** Written instruction **
Gather every line of the entries that includes the word "IMDA".

** Extracted records **
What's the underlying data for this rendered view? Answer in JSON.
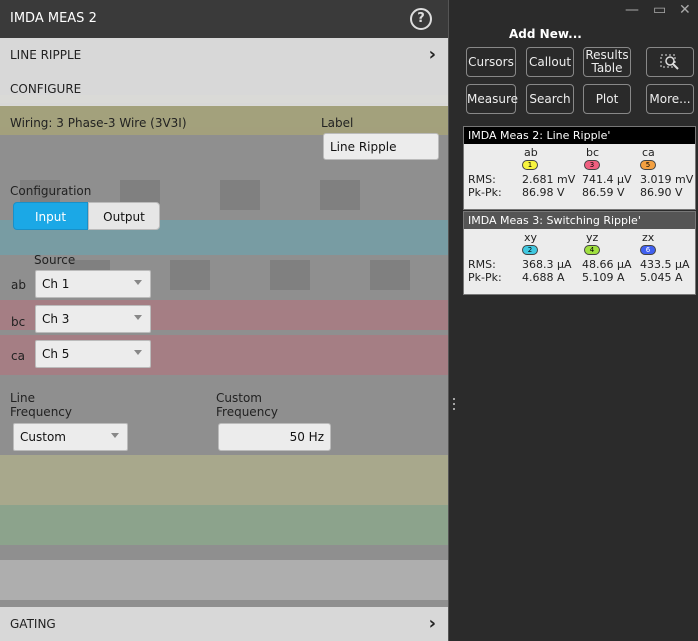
{
  "left_panel": {
    "title": "IMDA MEAS 2",
    "help_icon_glyph": "?",
    "line_ripple_header": "LINE RIPPLE",
    "configure_header": "CONFIGURE",
    "wiring_text": "Wiring: 3 Phase-3 Wire (3V3I)",
    "label_caption": "Label",
    "label_value": "Line Ripple",
    "configuration_caption": "Configuration",
    "config_input": "Input",
    "config_output": "Output",
    "source_caption": "Source",
    "sources": [
      {
        "phase": "ab",
        "channel": "Ch 1"
      },
      {
        "phase": "bc",
        "channel": "Ch 3"
      },
      {
        "phase": "ca",
        "channel": "Ch 5"
      }
    ],
    "line_freq_caption_1": "Line",
    "line_freq_caption_2": "Frequency",
    "line_freq_value": "Custom",
    "custom_freq_caption_1": "Custom",
    "custom_freq_caption_2": "Frequency",
    "custom_freq_value": "50 Hz",
    "gating_header": "GATING",
    "chevron_glyph": "›"
  },
  "right_panel": {
    "add_new_title": "Add New...",
    "buttons": {
      "cursors": "Cursors",
      "callout": "Callout",
      "results_table_1": "Results",
      "results_table_2": "Table",
      "measure": "Measure",
      "search": "Search",
      "plot": "Plot",
      "more": "More..."
    },
    "window_minimize": "—",
    "window_restore": "▭",
    "window_close": "✕",
    "card1": {
      "title": "IMDA Meas 2: Line Ripple'",
      "columns": [
        "ab",
        "bc",
        "ca"
      ],
      "badges": [
        "1",
        "3",
        "5"
      ],
      "badge_colors": [
        "#f7f43e",
        "#f06080",
        "#f4a040"
      ],
      "rows": [
        {
          "label": "RMS:",
          "values": [
            "2.681 mV",
            "741.4 µV",
            "3.019 mV"
          ]
        },
        {
          "label": "Pk-Pk:",
          "values": [
            "86.98 V",
            "86.59 V",
            "86.90 V"
          ]
        }
      ]
    },
    "card2": {
      "title": "IMDA Meas 3: Switching Ripple'",
      "columns": [
        "xy",
        "yz",
        "zx"
      ],
      "badges": [
        "2",
        "4",
        "6"
      ],
      "badge_colors": [
        "#40c8e0",
        "#a0e040",
        "#4060f0"
      ],
      "rows": [
        {
          "label": "RMS:",
          "values": [
            "368.3 µA",
            "48.66 µA",
            "433.5 µA"
          ]
        },
        {
          "label": "Pk-Pk:",
          "values": [
            "4.688 A",
            "5.109 A",
            "5.045 A"
          ]
        }
      ]
    }
  }
}
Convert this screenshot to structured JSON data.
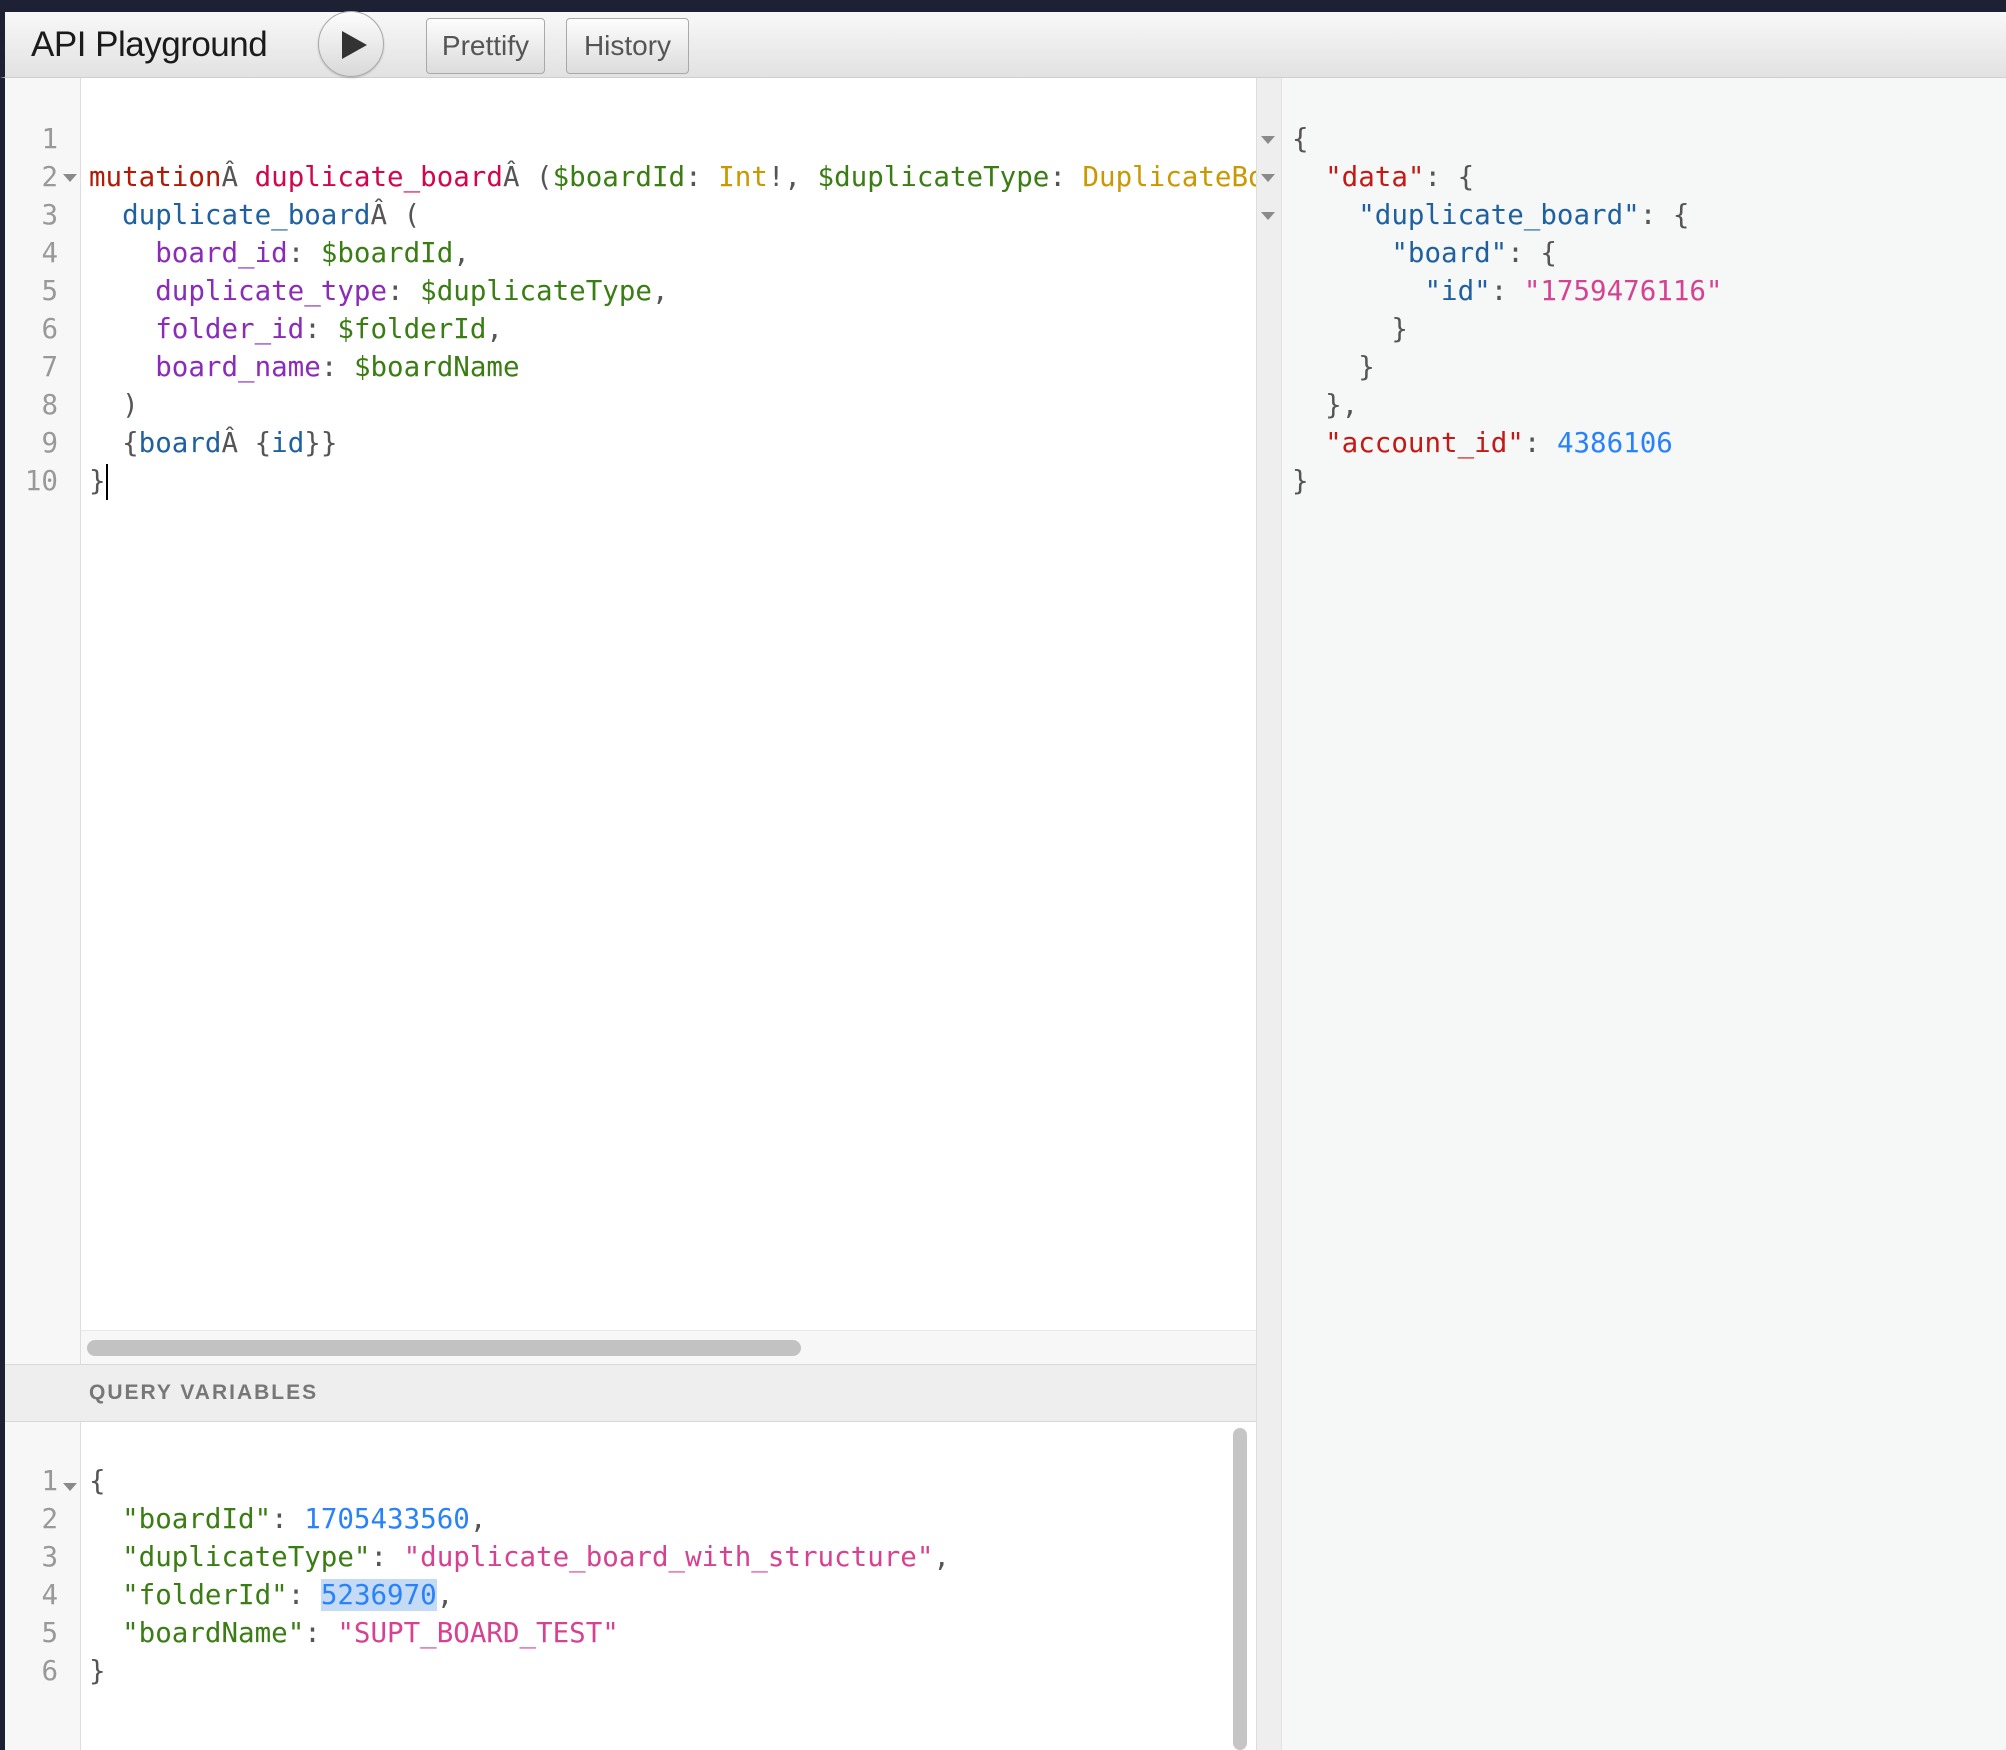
{
  "header": {
    "title": "API Playground",
    "prettify_label": "Prettify",
    "history_label": "History",
    "run_icon": "play-icon"
  },
  "query_editor": {
    "line_numbers": [
      "1",
      "2",
      "3",
      "4",
      "5",
      "6",
      "7",
      "8",
      "9",
      "10"
    ],
    "lines": [
      [],
      [
        [
          "k-kw",
          "mutation"
        ],
        [
          "",
          "Â "
        ],
        [
          "k-def",
          "duplicate_board"
        ],
        [
          "",
          "Â ("
        ],
        [
          "k-var",
          "$boardId"
        ],
        [
          "",
          ": "
        ],
        [
          "k-type",
          "Int"
        ],
        [
          "",
          "!, "
        ],
        [
          "k-var",
          "$duplicateType"
        ],
        [
          "",
          ": "
        ],
        [
          "k-type",
          "DuplicateBoardTyp"
        ]
      ],
      [
        [
          "",
          "  "
        ],
        [
          "k-field",
          "duplicate_board"
        ],
        [
          "",
          ""
        ],
        [
          "",
          "Â ("
        ]
      ],
      [
        [
          "",
          "    "
        ],
        [
          "k-arg",
          "board_id"
        ],
        [
          "",
          ": "
        ],
        [
          "k-var",
          "$boardId"
        ],
        [
          "",
          ","
        ]
      ],
      [
        [
          "",
          "    "
        ],
        [
          "k-arg",
          "duplicate_type"
        ],
        [
          "",
          ": "
        ],
        [
          "k-var",
          "$duplicateType"
        ],
        [
          "",
          ","
        ]
      ],
      [
        [
          "",
          "    "
        ],
        [
          "k-arg",
          "folder_id"
        ],
        [
          "",
          ": "
        ],
        [
          "k-var",
          "$folderId"
        ],
        [
          "",
          ","
        ]
      ],
      [
        [
          "",
          "    "
        ],
        [
          "k-arg",
          "board_name"
        ],
        [
          "",
          ": "
        ],
        [
          "k-var",
          "$boardName"
        ]
      ],
      [
        [
          "",
          "  )"
        ]
      ],
      [
        [
          "",
          "  {"
        ],
        [
          "k-field",
          "board"
        ],
        [
          "",
          "Â {"
        ],
        [
          "k-field",
          "id"
        ],
        [
          "",
          "}}"
        ]
      ],
      [
        [
          "",
          "}"
        ]
      ]
    ]
  },
  "variables_panel": {
    "title": "QUERY VARIABLES",
    "line_numbers": [
      "1",
      "2",
      "3",
      "4",
      "5",
      "6"
    ],
    "lines": [
      [
        [
          "",
          "{"
        ]
      ],
      [
        [
          "",
          "  "
        ],
        [
          "k-vk",
          "\"boardId\""
        ],
        [
          "",
          ": "
        ],
        [
          "k-num",
          "1705433560"
        ],
        [
          "",
          ","
        ]
      ],
      [
        [
          "",
          "  "
        ],
        [
          "k-vk",
          "\"duplicateType\""
        ],
        [
          "",
          ": "
        ],
        [
          "k-str",
          "\"duplicate_board_with_structure\""
        ],
        [
          "",
          ","
        ]
      ],
      [
        [
          "",
          "  "
        ],
        [
          "k-vk",
          "\"folderId\""
        ],
        [
          "",
          ": "
        ],
        [
          "k-num hl",
          "5236970"
        ],
        [
          "",
          ","
        ]
      ],
      [
        [
          "",
          "  "
        ],
        [
          "k-vk",
          "\"boardName\""
        ],
        [
          "",
          ": "
        ],
        [
          "k-str",
          "\"SUPT_BOARD_TEST\""
        ]
      ],
      [
        [
          "",
          "}"
        ]
      ]
    ]
  },
  "result_panel": {
    "lines": [
      [
        [
          "",
          "{"
        ]
      ],
      [
        [
          "",
          "  "
        ],
        [
          "k-jk",
          "\"data\""
        ],
        [
          "",
          ": {"
        ]
      ],
      [
        [
          "",
          "    "
        ],
        [
          "k-jk2",
          "\"duplicate_board\""
        ],
        [
          "",
          ": {"
        ]
      ],
      [
        [
          "",
          "      "
        ],
        [
          "k-jk2",
          "\"board\""
        ],
        [
          "",
          ": {"
        ]
      ],
      [
        [
          "",
          "        "
        ],
        [
          "k-jk2",
          "\"id\""
        ],
        [
          "",
          ": "
        ],
        [
          "k-str",
          "\"1759476116\""
        ]
      ],
      [
        [
          "",
          "      }"
        ]
      ],
      [
        [
          "",
          "    }"
        ]
      ],
      [
        [
          "",
          "  },"
        ]
      ],
      [
        [
          "",
          "  "
        ],
        [
          "k-jk",
          "\"account_id\""
        ],
        [
          "",
          ": "
        ],
        [
          "k-num",
          "4386106"
        ]
      ],
      [
        [
          "",
          "}"
        ]
      ]
    ]
  },
  "colors": {
    "keyword": "#b11a04",
    "definition": "#d2054e",
    "variable": "#397d13",
    "type": "#ca9800",
    "field": "#1f61a0",
    "argument": "#8b2bb9",
    "string": "#d64292",
    "number": "#2882f9"
  }
}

** Written answer **
    "title": "IMDA MEAS 2",
      "title": "IMDA Meas 2: Line Ripple'",
      "title": "IMDA Meas 3: Switching Ripple'",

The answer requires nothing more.